• _Raw records_:
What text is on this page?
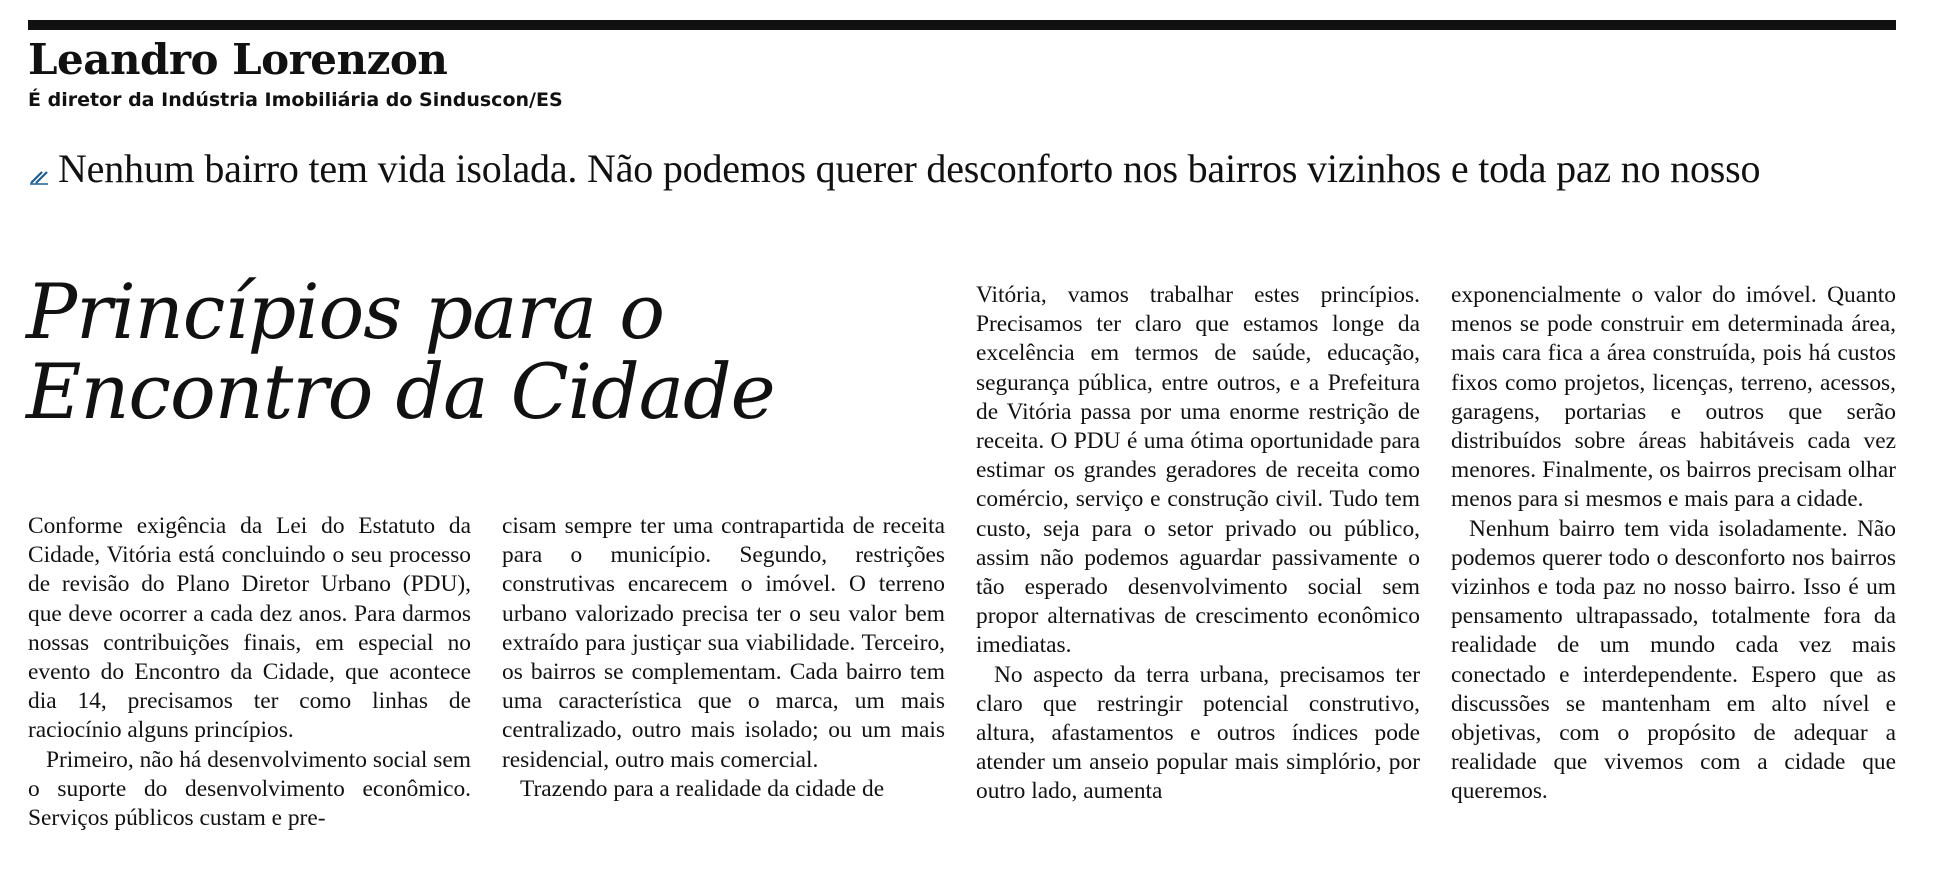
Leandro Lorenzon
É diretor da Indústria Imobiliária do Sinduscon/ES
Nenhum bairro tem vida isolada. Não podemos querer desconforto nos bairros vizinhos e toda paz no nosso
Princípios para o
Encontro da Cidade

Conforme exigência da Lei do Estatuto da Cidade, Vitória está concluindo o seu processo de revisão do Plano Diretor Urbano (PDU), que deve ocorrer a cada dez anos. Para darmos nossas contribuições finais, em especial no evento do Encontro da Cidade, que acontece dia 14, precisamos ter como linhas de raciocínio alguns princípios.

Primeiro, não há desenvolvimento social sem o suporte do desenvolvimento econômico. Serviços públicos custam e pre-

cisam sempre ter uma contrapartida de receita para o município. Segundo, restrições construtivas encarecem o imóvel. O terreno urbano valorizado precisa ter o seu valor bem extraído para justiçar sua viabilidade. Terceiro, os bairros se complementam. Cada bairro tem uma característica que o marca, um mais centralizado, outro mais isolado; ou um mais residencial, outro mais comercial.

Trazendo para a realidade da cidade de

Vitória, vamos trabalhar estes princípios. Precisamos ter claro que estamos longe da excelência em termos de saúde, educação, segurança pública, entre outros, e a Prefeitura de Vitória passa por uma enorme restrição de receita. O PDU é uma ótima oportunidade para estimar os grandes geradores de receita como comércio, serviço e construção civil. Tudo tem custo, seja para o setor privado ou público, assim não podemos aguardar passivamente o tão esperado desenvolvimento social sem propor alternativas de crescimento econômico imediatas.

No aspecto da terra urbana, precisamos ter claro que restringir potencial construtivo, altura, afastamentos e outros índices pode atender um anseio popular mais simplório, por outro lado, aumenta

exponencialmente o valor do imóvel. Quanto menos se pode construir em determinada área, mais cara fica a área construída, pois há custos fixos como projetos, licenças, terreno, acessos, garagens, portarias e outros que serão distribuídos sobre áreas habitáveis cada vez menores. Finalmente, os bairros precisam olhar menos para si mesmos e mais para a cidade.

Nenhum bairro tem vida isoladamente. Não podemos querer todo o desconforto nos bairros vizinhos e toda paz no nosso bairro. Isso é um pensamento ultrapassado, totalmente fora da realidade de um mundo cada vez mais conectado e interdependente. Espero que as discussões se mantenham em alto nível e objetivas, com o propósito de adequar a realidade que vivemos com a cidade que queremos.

--

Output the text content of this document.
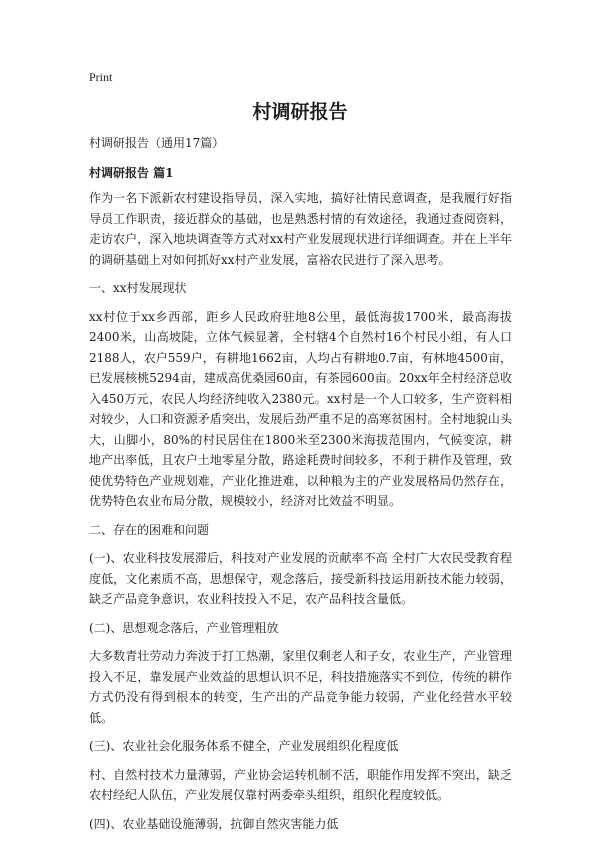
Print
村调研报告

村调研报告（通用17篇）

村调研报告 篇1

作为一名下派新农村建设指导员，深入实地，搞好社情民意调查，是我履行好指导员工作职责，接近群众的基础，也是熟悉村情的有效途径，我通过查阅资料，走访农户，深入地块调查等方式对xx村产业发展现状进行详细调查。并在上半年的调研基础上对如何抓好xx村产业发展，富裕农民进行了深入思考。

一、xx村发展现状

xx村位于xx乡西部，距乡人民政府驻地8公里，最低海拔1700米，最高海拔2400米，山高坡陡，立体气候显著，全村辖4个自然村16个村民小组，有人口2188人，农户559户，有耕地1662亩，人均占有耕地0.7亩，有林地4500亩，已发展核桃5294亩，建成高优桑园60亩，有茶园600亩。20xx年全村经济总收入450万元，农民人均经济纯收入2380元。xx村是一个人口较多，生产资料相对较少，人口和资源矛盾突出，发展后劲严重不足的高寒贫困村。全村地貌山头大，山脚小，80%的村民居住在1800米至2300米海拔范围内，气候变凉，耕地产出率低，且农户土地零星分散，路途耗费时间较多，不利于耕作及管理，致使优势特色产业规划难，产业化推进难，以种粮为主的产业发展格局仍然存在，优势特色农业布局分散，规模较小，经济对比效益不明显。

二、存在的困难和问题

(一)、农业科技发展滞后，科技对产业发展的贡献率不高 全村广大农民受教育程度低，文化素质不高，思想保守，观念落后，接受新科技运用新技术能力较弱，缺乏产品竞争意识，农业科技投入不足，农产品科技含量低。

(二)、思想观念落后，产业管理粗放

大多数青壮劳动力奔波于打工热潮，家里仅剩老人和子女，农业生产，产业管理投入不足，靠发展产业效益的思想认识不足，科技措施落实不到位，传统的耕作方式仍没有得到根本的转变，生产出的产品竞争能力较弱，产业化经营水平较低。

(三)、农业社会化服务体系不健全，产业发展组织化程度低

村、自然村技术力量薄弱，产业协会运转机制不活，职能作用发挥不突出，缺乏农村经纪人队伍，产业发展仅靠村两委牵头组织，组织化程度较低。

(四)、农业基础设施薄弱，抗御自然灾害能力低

---

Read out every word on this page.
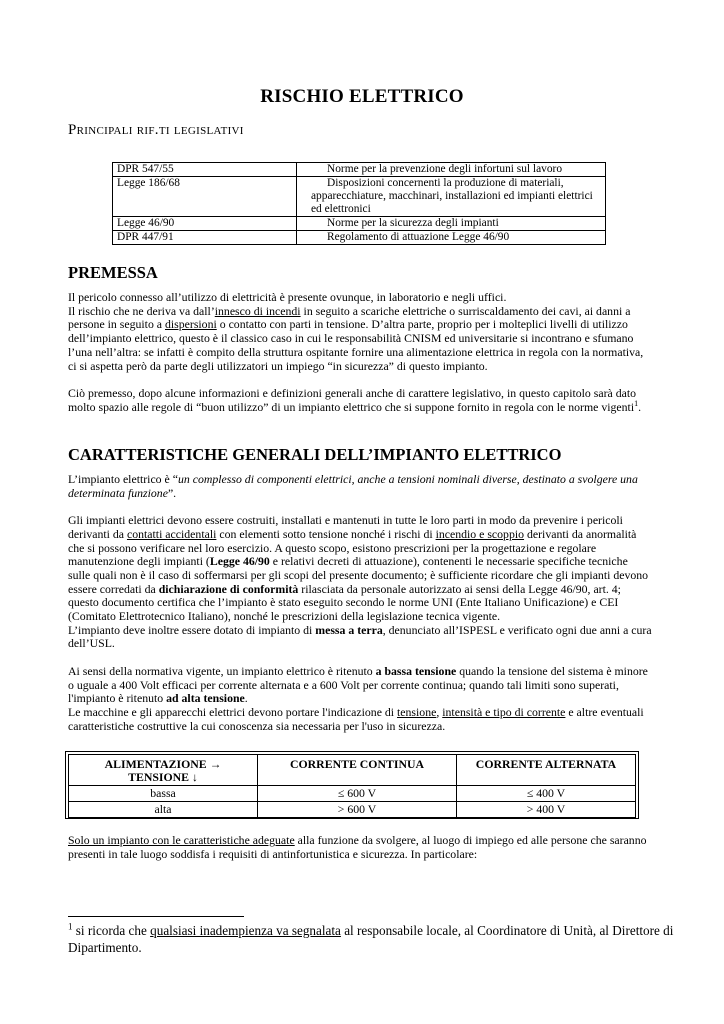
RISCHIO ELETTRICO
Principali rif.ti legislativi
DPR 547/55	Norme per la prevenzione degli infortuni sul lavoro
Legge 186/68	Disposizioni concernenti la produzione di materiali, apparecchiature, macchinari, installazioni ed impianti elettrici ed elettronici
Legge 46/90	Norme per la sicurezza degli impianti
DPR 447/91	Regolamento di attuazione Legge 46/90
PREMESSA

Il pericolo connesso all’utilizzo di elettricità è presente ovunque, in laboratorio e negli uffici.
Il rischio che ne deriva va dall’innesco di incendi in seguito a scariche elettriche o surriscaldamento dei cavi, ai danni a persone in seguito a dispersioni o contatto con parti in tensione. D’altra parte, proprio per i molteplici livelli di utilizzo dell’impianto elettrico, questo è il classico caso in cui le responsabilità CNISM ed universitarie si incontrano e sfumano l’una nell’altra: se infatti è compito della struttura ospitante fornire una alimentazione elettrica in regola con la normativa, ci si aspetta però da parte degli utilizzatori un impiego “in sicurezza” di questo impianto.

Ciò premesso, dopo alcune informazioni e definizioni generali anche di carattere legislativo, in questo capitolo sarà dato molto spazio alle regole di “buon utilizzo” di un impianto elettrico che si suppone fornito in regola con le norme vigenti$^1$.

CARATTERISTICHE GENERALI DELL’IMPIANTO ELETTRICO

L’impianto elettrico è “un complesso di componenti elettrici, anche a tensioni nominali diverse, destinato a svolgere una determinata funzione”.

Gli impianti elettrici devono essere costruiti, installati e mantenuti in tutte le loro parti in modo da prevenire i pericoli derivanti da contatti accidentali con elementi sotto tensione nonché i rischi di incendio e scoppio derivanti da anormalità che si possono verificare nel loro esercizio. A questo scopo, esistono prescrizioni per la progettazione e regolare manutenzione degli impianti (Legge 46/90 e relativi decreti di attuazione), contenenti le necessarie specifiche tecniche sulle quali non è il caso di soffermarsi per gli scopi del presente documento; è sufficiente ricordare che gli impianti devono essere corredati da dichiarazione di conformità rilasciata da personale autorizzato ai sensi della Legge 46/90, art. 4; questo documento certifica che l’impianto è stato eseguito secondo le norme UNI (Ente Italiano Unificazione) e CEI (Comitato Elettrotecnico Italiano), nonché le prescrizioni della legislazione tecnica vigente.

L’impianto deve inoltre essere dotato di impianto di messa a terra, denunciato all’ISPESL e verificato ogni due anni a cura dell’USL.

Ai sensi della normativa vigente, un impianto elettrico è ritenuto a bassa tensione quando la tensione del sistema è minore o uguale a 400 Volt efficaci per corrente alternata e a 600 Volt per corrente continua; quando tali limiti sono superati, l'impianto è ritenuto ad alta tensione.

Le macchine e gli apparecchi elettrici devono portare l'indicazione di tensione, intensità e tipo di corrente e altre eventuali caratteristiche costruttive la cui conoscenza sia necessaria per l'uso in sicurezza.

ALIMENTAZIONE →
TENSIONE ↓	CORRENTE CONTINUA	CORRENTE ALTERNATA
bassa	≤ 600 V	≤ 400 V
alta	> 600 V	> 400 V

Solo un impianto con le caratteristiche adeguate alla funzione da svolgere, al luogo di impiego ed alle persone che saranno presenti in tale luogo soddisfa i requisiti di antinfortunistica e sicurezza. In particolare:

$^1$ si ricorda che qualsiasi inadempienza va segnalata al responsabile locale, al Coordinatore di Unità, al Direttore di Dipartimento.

• _Exercise brief_:
Identify which lines contain the word "terra" and copy each one.

• _Answer to this task_:
No aspecto da terra urbana, precisamos ter claro que restringir potencial construtivo, altura, afastamentos e outros índices pode atender um anseio popular mais simplório, por outro lado, aumenta
L’impianto deve inoltre essere dotato di impianto di messa a terra, denunciato all’ISPESL e verificato ogni due anni a cura dell’USL.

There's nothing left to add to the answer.